= Challenge =
Quote all of the data below exactly, please.

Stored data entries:
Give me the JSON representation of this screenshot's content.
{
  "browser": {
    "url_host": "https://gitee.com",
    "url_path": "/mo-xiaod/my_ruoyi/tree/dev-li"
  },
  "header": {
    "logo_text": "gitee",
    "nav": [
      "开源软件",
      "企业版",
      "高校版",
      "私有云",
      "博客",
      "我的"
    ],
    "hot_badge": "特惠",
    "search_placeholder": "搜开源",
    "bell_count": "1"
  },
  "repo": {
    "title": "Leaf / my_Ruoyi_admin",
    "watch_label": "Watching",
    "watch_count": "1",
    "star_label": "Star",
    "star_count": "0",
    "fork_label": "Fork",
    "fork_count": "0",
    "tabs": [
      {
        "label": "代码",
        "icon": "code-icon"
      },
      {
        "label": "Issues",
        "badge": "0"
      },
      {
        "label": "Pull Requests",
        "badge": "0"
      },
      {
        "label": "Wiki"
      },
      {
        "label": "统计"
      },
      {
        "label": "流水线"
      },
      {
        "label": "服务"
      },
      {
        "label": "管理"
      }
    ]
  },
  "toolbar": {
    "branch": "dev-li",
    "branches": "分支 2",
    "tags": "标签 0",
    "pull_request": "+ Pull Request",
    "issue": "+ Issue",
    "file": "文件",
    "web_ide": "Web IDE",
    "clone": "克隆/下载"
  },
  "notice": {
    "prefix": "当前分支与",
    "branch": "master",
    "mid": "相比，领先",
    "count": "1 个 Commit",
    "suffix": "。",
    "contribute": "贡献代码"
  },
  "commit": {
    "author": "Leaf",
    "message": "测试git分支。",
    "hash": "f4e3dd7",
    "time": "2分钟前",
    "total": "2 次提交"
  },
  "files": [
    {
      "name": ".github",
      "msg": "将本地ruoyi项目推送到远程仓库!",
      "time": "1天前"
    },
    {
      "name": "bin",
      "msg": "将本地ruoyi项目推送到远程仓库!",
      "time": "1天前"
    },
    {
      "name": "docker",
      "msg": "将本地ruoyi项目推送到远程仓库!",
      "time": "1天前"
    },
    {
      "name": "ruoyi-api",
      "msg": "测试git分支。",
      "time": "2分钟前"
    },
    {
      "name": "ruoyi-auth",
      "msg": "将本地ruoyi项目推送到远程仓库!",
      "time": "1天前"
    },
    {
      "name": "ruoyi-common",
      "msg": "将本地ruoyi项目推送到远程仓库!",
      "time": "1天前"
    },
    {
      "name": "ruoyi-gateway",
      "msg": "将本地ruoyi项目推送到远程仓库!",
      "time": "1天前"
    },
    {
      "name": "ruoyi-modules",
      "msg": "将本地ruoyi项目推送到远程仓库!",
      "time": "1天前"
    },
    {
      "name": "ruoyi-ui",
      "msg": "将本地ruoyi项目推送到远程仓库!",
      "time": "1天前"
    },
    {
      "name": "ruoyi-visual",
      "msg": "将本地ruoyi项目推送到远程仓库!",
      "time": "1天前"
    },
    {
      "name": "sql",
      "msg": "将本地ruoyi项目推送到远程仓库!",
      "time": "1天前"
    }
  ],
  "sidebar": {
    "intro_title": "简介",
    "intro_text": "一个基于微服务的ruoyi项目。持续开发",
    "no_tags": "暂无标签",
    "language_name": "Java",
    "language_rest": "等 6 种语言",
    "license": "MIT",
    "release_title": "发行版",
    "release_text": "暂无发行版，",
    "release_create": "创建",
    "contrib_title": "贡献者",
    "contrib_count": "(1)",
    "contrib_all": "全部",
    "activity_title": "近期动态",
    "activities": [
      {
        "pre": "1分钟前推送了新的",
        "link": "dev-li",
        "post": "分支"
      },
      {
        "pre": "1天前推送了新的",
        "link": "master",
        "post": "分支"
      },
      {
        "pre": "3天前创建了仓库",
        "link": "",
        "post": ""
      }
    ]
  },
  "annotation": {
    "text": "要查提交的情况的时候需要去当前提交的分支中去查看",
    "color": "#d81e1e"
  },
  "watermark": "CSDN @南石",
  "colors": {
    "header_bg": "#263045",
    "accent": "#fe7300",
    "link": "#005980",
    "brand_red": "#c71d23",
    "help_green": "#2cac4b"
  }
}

= Full solution =
Give me the JSON representation of this screenshot's content.
{
  "browser": {
    "url_host": "https://gitee.com",
    "url_path": "/mo-xiaod/my_ruoyi/tree/dev-li"
  },
  "header": {
    "logo_text": "gitee",
    "nav": [
      "开源软件",
      "企业版",
      "高校版",
      "私有云",
      "博客",
      "我的"
    ],
    "hot_badge": "特惠",
    "search_placeholder": "搜开源",
    "bell_count": "1"
  },
  "repo": {
    "title": "Leaf / my_Ruoyi_admin",
    "watch_label": "Watching",
    "watch_count": "1",
    "star_label": "Star",
    "star_count": "0",
    "fork_label": "Fork",
    "fork_count": "0",
    "tabs": [
      {
        "label": "代码",
        "icon": "code-icon"
      },
      {
        "label": "Issues",
        "badge": "0"
      },
      {
        "label": "Pull Requests",
        "badge": "0"
      },
      {
        "label": "Wiki"
      },
      {
        "label": "统计"
      },
      {
        "label": "流水线"
      },
      {
        "label": "服务"
      },
      {
        "label": "管理"
      }
    ]
  },
  "toolbar": {
    "branch": "dev-li",
    "branches": "分支 2",
    "tags": "标签 0",
    "pull_request": "+ Pull Request",
    "issue": "+ Issue",
    "file": "文件",
    "web_ide": "Web IDE",
    "clone": "克隆/下载"
  },
  "notice": {
    "prefix": "当前分支与",
    "branch": "master",
    "mid": "相比，领先",
    "count": "1 个 Commit",
    "suffix": "。",
    "contribute": "贡献代码"
  },
  "commit": {
    "author": "Leaf",
    "message": "测试git分支。",
    "hash": "f4e3dd7",
    "time": "2分钟前",
    "total": "2 次提交"
  },
  "files": [
    {
      "name": ".github",
      "msg": "将本地ruoyi项目推送到远程仓库!",
      "time": "1天前"
    },
    {
      "name": "bin",
      "msg": "将本地ruoyi项目推送到远程仓库!",
      "time": "1天前"
    },
    {
      "name": "docker",
      "msg": "将本地ruoyi项目推送到远程仓库!",
      "time": "1天前"
    },
    {
      "name": "ruoyi-api",
      "msg": "测试git分支。",
      "time": "2分钟前"
    },
    {
      "name": "ruoyi-auth",
      "msg": "将本地ruoyi项目推送到远程仓库!",
      "time": "1天前"
    },
    {
      "name": "ruoyi-common",
      "msg": "将本地ruoyi项目推送到远程仓库!",
      "time": "1天前"
    },
    {
      "name": "ruoyi-gateway",
      "msg": "将本地ruoyi项目推送到远程仓库!",
      "time": "1天前"
    },
    {
      "name": "ruoyi-modules",
      "msg": "将本地ruoyi项目推送到远程仓库!",
      "time": "1天前"
    },
    {
      "name": "ruoyi-ui",
      "msg": "将本地ruoyi项目推送到远程仓库!",
      "time": "1天前"
    },
    {
      "name": "ruoyi-visual",
      "msg": "将本地ruoyi项目推送到远程仓库!",
      "time": "1天前"
    },
    {
      "name": "sql",
      "msg": "将本地ruoyi项目推送到远程仓库!",
      "time": "1天前"
    }
  ],
  "sidebar": {
    "intro_title": "简介",
    "intro_text": "一个基于微服务的ruoyi项目。持续开发",
    "no_tags": "暂无标签",
    "language_name": "Java",
    "language_rest": "等 6 种语言",
    "license": "MIT",
    "release_title": "发行版",
    "release_text": "暂无发行版，",
    "release_create": "创建",
    "contrib_title": "贡献者",
    "contrib_count": "(1)",
    "contrib_all": "全部",
    "activity_title": "近期动态",
    "activities": [
      {
        "pre": "1分钟前推送了新的",
        "link": "dev-li",
        "post": "分支"
      },
      {
        "pre": "1天前推送了新的",
        "link": "master",
        "post": "分支"
      },
      {
        "pre": "3天前创建了仓库",
        "link": "",
        "post": ""
      }
    ]
  },
  "annotation": {
    "text": "要查提交的情况的时候需要去当前提交的分支中去查看",
    "color": "#d81e1e"
  },
  "watermark": "CSDN @南石",
  "colors": {
    "header_bg": "#263045",
    "accent": "#fe7300",
    "link": "#005980",
    "brand_red": "#c71d23",
    "help_green": "#2cac4b"
  }
}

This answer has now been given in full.